▶ **WHAT IS REQUIRED**
Continue the proposal on spatio-temporal relations for mapping historical changes, picking up after its last line.

— start of EXTRACT TO READ —

For relations to work properly, I suggest that we create a new relation type of 
a spatio-temporal concept / continuity "type=spatio_temporal" which would 
relate to an entity that is conceptually linking the individual geometries on 
the ground over time and space.
 
Lets look at some examples:
 
Example 1: A church gets converted into a night club
Example 2: A church gets expanded with an additional wing, later burns down
Example 3: A bridge gets moved to a new geographic location
Example 4: A bridge gets replaced by a newer bridge without re-using any 
existing building material
 
We can solve (1) using either (i) or (ii), for example we could use 
"building:1700-1950=church" and "amenity:1950-=nightclub" and this is the most 
economical solution: all other tags may be shared and there is only a single 
way for the whole buildings, so it takes the least amount of storage and is 
very intuitive for editors. We can also use (ii) and create two relations, one 
for the nightclub and one for the church, allowing clean use of "start_date"

— end of EXTRACT TO READ —
— start of GIVEN INFORMATION —

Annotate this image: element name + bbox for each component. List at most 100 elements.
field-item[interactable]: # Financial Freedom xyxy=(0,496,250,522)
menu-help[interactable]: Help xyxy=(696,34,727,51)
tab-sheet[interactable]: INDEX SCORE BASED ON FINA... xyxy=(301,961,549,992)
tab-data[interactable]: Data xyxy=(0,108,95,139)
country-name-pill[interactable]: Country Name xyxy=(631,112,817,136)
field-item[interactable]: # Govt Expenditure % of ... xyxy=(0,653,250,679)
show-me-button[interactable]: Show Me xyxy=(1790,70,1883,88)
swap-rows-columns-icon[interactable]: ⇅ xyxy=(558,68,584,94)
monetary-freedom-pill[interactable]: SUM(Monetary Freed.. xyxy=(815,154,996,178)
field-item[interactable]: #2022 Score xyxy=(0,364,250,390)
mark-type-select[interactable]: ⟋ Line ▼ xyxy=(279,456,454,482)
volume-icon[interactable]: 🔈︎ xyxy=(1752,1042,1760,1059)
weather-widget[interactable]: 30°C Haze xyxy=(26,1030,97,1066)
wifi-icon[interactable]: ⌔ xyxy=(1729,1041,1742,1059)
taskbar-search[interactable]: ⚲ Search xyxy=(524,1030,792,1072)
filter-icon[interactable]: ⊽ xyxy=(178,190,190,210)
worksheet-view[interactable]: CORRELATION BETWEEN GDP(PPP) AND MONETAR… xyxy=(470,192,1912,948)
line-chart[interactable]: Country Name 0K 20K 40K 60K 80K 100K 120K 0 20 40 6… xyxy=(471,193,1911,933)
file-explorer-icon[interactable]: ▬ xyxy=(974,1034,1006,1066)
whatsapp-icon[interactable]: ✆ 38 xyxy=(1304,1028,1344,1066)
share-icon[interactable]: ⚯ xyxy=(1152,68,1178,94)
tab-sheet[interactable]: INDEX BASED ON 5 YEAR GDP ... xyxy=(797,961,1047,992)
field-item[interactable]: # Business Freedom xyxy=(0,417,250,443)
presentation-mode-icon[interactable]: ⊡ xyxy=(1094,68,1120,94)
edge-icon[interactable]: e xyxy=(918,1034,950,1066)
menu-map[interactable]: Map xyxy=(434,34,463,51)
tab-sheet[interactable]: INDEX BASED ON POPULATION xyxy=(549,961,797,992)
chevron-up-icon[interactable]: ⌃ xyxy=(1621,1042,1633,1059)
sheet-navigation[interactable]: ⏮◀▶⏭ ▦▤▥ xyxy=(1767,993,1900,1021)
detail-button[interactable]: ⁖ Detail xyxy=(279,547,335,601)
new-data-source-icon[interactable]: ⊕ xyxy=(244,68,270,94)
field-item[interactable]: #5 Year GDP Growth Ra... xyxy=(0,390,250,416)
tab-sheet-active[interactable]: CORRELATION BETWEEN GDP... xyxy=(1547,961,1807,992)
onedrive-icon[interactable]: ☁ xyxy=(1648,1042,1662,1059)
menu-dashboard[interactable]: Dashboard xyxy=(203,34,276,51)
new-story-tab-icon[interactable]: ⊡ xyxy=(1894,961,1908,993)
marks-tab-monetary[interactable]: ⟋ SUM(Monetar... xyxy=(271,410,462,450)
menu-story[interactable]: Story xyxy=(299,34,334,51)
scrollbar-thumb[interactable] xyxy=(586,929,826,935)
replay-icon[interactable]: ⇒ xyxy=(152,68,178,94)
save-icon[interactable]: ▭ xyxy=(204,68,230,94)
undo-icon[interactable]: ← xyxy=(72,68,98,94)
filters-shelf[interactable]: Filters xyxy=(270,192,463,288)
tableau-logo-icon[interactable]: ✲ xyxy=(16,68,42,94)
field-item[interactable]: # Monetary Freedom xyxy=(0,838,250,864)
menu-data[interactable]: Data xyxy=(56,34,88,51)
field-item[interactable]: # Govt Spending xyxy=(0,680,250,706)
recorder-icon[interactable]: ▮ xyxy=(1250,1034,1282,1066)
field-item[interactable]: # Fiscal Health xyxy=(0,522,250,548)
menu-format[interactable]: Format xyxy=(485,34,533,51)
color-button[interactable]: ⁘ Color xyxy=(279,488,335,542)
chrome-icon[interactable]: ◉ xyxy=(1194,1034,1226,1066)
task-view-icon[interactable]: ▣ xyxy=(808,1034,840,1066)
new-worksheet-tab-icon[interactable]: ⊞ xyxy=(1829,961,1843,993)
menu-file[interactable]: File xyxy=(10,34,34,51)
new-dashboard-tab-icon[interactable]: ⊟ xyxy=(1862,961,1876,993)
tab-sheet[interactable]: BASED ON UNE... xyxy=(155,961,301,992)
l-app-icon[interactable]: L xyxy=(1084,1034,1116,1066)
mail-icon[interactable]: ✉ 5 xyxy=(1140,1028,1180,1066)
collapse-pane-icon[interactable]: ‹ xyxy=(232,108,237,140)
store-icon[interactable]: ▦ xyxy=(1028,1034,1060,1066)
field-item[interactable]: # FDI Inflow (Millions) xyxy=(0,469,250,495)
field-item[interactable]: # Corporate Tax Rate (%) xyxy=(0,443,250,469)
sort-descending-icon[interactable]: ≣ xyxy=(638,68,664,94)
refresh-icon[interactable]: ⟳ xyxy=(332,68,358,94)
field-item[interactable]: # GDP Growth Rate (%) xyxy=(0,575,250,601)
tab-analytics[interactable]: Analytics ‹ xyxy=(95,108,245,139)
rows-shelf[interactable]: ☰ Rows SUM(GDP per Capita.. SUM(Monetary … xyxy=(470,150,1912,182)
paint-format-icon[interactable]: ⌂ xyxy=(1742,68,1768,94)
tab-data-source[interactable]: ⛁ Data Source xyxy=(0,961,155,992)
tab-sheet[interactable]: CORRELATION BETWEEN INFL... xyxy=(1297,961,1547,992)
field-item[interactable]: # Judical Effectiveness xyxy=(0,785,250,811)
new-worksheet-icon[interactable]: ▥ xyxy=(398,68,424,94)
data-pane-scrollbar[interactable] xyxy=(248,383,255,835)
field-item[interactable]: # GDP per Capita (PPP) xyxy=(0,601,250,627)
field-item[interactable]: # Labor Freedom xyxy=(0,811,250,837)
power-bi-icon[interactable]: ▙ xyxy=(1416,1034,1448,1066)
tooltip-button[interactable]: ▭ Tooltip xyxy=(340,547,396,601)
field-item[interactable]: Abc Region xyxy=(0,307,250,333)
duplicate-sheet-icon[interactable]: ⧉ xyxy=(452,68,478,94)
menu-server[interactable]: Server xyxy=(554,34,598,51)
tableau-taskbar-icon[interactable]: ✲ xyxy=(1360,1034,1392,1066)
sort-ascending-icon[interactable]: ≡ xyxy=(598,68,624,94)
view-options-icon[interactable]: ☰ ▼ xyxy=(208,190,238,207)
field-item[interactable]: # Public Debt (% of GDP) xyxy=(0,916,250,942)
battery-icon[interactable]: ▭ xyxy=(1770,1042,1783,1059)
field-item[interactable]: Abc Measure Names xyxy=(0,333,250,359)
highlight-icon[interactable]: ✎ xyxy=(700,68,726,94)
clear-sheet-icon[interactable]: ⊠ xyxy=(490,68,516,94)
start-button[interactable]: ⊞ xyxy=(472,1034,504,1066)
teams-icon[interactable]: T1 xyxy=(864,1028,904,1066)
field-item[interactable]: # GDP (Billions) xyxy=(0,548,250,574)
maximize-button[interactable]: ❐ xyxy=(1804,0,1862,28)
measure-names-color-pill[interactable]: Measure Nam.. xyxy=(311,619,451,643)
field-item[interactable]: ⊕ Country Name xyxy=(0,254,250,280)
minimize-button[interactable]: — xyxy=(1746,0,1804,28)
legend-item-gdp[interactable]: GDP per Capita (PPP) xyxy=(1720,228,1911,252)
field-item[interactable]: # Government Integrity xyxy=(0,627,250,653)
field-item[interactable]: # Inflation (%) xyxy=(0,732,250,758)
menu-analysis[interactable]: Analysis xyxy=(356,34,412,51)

— end of GIVEN INFORMATION —
— start of GIVEN INFORMATION —

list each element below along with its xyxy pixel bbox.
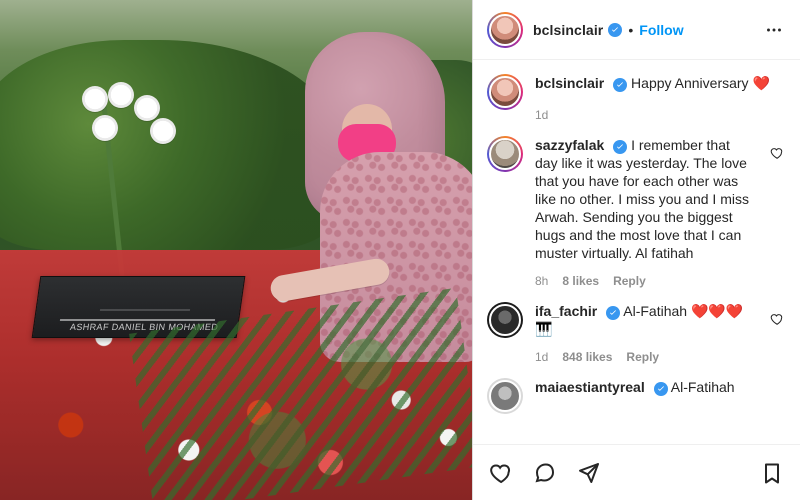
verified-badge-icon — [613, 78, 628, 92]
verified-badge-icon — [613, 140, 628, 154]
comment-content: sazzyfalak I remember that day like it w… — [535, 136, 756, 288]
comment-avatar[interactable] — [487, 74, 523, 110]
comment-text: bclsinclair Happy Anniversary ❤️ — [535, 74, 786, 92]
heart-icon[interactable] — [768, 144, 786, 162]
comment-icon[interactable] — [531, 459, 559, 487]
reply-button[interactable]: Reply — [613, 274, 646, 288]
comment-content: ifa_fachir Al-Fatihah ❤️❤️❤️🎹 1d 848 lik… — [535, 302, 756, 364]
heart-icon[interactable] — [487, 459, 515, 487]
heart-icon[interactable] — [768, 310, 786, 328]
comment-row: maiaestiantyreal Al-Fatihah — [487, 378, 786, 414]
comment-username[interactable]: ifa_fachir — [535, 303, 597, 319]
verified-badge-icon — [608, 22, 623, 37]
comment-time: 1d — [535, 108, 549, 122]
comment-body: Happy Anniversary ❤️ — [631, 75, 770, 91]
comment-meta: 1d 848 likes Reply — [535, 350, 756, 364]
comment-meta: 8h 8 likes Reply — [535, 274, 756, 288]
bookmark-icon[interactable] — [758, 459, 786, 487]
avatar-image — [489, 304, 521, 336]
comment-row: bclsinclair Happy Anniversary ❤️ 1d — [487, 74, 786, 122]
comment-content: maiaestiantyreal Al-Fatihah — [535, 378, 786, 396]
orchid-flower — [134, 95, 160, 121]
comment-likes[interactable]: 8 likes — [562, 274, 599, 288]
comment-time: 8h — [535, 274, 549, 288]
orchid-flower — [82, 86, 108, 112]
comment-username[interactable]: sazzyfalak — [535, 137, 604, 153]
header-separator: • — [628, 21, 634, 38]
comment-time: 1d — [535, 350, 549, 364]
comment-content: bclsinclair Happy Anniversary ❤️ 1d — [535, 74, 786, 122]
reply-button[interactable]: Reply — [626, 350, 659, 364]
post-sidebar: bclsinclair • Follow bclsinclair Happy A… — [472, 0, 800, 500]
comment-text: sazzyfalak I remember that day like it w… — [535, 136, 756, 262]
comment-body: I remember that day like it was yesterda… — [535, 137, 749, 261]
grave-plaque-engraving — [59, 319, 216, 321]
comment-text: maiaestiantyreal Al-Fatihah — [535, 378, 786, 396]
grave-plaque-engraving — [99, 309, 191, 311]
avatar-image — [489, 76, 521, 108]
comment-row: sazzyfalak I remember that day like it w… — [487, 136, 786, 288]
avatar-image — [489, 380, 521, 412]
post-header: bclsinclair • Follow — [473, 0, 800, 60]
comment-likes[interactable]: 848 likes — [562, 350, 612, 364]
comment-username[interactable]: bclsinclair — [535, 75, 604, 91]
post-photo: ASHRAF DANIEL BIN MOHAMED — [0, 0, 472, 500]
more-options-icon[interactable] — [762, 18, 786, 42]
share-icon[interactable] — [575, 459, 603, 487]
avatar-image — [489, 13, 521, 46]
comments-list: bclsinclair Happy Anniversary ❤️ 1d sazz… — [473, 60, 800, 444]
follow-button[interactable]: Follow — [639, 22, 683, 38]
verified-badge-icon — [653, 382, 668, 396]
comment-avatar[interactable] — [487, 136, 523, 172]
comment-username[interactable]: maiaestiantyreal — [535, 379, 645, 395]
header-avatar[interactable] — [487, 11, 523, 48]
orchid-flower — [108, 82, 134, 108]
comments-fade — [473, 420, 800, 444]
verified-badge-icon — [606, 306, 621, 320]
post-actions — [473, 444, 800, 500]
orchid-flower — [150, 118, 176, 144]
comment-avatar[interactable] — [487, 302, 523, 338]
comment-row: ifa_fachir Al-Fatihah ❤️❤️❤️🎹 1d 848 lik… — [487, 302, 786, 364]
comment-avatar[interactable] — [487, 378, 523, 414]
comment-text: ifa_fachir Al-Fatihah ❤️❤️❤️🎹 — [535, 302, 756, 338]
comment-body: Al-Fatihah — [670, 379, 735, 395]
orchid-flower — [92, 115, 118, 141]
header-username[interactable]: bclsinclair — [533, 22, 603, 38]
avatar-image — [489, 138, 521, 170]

— end of GIVEN INFORMATION —

▶ **EXPECTED ANSWER**
and "end_date" in each the relation to make the history explicit and confirm 
with tagging guidelines. This is also pratical since the nodes and the way 
would *not* be duplicated and only stored once in the database. The temporal 
history is clear since it is explicit that the same building stood there since 
1700 and has been used for 2 purposes.
 
We can solve (2) using (i) by creating a way for the original church, tagging 
it appropriately (start_date/end_date) and then for the extension create a new 
way that re-uses some of the old nodes and adds new nodes, tagging it 
appropriately (start_date/end_date). The temporal history should be mostly 
clear since it is clear that some of the nodes are re-used and therefore part 
of the building was used to create a new building. It is also economical since 
nodes are re-used and not duplicated in the database. Alternatively we could 
use two relations to achieve the same goal as above, basically leading to 2 
ways for old/new and 2 relations for old/new. Both approaches lead to some 
duplication on the tag level (eg the name appears twice and is stored twice). 
But it does become a bit muddy here, since its not the *same* way that is in 
either relation but two different ways with some shared nodes. So some 
information is lost with this approach (namely about spatio-temporal continuity 
of an entity), so adding the two ways to a relation of "type=spatio_temporal"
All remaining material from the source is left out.